Restate the records that follow word for word; no pictures should appear.

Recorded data

________________________________________

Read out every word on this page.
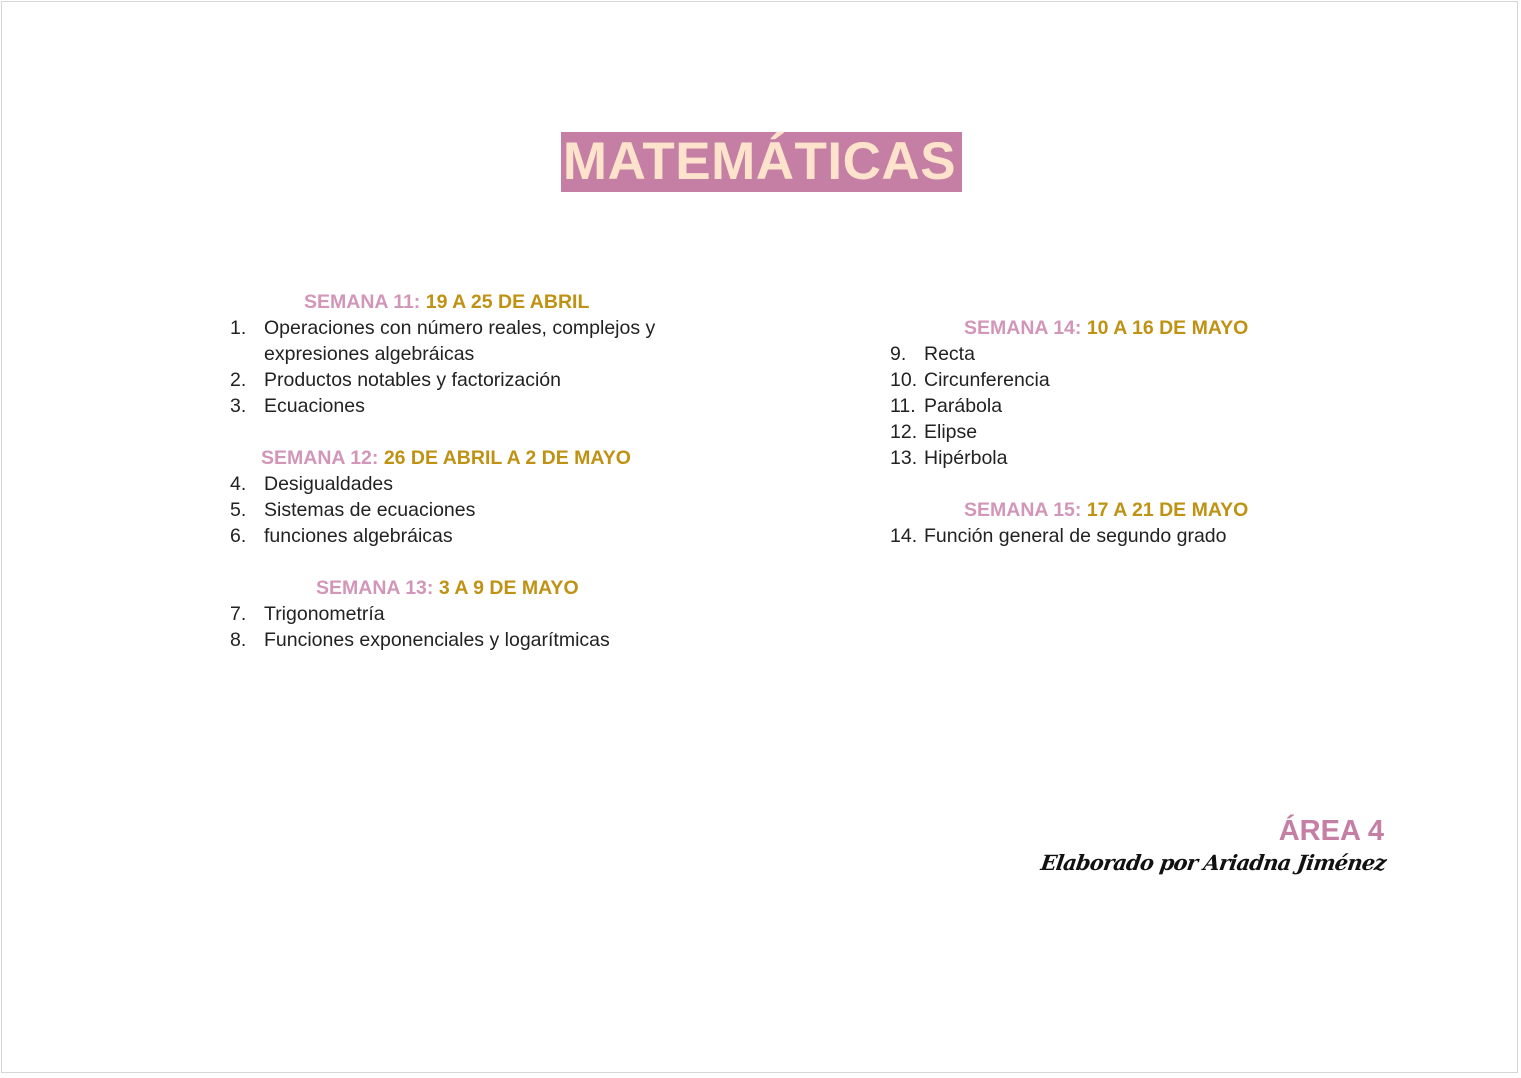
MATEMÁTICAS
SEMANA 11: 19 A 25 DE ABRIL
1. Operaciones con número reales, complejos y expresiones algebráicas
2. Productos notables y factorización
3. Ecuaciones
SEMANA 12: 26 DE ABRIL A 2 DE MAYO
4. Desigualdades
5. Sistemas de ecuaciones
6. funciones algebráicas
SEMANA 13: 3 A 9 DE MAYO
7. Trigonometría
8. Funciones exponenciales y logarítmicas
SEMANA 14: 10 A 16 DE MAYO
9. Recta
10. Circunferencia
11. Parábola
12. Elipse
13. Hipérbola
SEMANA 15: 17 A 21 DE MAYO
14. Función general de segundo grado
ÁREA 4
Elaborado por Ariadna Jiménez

________________________________________

• [Correct output]
Read out every word on this page.
MATEMÁTICAS
SEMANA 11: 19 A 25 DE ABRIL
1. Operaciones con número reales, complejos y expresiones algebráicas
2. Productos notables y factorización
3. Ecuaciones
SEMANA 12: 26 DE ABRIL A 2 DE MAYO
4. Desigualdades
5. Sistemas de ecuaciones
6. funciones algebráicas
SEMANA 13: 3 A 9 DE MAYO
7. Trigonometría
8. Funciones exponenciales y logarítmicas
SEMANA 14: 10 A 16 DE MAYO
9. Recta
10. Circunferencia
11. Parábola
12. Elipse
13. Hipérbola
SEMANA 15: 17 A 21 DE MAYO
14. Función general de segundo grado
ÁREA 4
Elaborado por Ariadna Jiménez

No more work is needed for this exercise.